This. Teachers got to raise their game to compete with all the noise these days. Many of the old timers are lost, and don’t know how to keep up, now that being the sage on the stage doesn’t cut the mustard. If it ever did. I know I was bored as hell in most classes.
Your experience sadly does not seem to be unique. It reminds me of a study I once read about:
https://cup.columbia.edu/book/the-prese ... 0231111485
To quote from one of the chapters, dealing with respondents recollections of history education:
After listening to 1,500 Americans, we understand how a generation has grown up to say that something is "history" when it is dead and gone, irrelevant, beyond any use in the present. That is how many of the people we interviewed described their classroom encounters with the past. While some of them praised individual teachers, their stories only underscored how deeply respondents felt alienated from the content and structure of history classes. Those with positive experiences - (...) told us what they liked most about their experiences with classroom history was the mirror opposite of what a majority disliked: that they could explore the past on their own.

****

Copy the text on history teaching between "This. Teachers got" and "in most classes.", inclusive, changing "Teachers" to "Instructors". The listing that follows comes from a separate source.

****

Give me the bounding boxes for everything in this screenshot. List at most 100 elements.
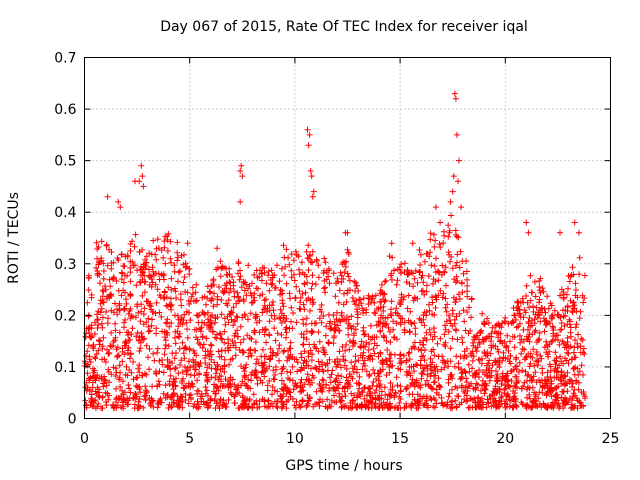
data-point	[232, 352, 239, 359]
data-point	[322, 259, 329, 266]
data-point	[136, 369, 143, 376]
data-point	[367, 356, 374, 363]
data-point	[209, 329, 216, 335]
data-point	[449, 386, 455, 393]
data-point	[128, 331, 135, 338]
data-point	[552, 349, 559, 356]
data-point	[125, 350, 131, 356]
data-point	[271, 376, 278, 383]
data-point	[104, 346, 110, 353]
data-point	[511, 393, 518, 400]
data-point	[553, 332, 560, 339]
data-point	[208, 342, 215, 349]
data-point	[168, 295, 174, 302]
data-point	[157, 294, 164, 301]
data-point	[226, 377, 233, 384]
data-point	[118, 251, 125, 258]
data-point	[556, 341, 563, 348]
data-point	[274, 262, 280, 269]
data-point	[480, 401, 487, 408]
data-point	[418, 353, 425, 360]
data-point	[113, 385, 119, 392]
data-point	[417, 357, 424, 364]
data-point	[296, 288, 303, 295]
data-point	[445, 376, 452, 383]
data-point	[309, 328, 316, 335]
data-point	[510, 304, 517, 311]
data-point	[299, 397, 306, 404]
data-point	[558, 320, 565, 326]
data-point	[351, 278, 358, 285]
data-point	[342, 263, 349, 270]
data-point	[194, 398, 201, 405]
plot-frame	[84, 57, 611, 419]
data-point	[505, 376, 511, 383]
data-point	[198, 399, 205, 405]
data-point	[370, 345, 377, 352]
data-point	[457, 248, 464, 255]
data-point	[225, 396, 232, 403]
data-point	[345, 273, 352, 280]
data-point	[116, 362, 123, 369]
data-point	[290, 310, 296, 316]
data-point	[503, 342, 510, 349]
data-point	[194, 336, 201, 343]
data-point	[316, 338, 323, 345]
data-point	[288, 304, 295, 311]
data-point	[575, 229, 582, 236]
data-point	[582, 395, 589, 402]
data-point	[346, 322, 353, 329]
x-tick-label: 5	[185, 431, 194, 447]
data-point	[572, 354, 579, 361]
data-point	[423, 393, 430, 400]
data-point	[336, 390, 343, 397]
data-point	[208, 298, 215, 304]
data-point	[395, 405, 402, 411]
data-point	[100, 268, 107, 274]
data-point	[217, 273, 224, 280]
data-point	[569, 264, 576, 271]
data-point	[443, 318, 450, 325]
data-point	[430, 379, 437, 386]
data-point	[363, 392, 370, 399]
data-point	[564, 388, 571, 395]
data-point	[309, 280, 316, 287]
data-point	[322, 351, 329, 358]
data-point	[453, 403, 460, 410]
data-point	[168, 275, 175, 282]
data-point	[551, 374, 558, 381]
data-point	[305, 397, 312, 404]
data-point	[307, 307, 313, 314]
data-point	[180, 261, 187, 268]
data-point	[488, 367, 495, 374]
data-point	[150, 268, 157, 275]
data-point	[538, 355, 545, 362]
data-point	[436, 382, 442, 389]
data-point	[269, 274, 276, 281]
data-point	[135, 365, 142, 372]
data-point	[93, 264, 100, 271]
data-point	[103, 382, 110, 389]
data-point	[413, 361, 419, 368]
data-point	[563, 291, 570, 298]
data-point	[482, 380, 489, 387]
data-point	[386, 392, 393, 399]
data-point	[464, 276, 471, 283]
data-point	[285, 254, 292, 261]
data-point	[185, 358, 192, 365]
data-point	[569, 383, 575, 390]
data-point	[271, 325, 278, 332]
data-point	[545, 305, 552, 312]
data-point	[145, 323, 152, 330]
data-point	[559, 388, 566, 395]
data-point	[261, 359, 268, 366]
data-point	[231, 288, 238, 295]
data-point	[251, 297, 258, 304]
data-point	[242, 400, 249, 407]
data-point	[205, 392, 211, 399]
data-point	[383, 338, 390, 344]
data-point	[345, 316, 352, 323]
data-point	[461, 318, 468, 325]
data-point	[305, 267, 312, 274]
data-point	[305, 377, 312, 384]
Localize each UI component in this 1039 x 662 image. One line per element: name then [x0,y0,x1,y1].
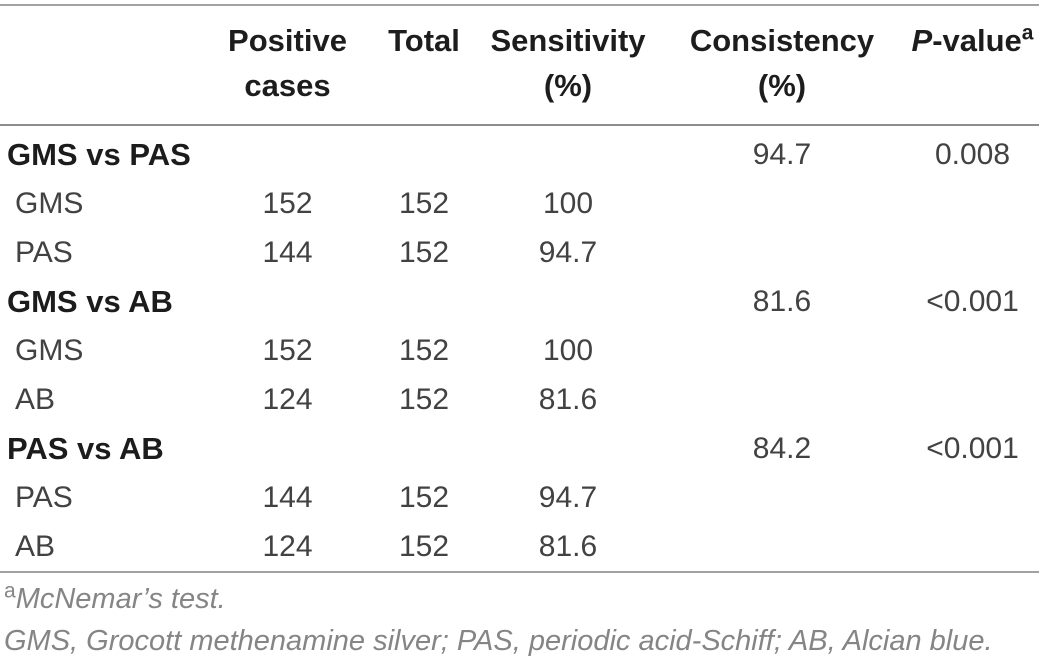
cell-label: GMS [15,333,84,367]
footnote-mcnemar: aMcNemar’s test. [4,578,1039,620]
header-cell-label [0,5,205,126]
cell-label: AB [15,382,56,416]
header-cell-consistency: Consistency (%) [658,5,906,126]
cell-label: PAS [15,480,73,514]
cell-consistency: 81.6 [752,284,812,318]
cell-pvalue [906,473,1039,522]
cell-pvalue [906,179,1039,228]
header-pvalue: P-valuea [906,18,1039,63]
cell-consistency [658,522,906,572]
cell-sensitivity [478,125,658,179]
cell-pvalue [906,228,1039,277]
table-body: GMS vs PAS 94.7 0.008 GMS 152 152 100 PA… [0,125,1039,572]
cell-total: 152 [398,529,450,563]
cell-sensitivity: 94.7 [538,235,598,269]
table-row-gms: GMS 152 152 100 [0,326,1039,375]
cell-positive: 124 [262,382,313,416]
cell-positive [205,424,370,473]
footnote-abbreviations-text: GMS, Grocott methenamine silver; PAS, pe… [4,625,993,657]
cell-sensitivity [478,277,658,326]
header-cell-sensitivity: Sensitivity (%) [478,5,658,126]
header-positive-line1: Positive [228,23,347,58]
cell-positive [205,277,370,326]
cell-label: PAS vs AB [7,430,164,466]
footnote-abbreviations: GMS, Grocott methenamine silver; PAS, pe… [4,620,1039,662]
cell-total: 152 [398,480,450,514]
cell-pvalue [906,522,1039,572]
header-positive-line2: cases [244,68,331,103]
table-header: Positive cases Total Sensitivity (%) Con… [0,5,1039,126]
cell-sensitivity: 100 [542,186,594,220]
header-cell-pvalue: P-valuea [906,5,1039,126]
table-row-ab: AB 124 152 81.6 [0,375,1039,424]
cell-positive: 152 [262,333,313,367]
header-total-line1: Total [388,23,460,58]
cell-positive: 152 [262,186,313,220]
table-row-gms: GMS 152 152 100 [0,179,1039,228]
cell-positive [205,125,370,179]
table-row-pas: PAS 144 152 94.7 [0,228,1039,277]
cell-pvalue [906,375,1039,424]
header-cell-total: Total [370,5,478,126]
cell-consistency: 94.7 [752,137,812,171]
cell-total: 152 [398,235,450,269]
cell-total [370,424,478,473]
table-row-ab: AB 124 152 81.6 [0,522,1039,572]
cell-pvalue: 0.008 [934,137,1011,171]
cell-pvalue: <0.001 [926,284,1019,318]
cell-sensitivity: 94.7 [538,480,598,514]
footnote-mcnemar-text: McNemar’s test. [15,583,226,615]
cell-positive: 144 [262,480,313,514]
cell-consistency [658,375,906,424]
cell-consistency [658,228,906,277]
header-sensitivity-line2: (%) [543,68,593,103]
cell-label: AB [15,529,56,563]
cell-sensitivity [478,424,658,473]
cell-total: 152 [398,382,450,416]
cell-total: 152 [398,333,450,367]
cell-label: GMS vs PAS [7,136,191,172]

****

* Result for this task
This. Instructors got to raise their game to compete with all the noise these days. Many of the old timers are lost, and don’t know how to keep up, now that being the sage on the stage doesn’t cut the mustard. If it ever did. I know I was bored as hell in most classes.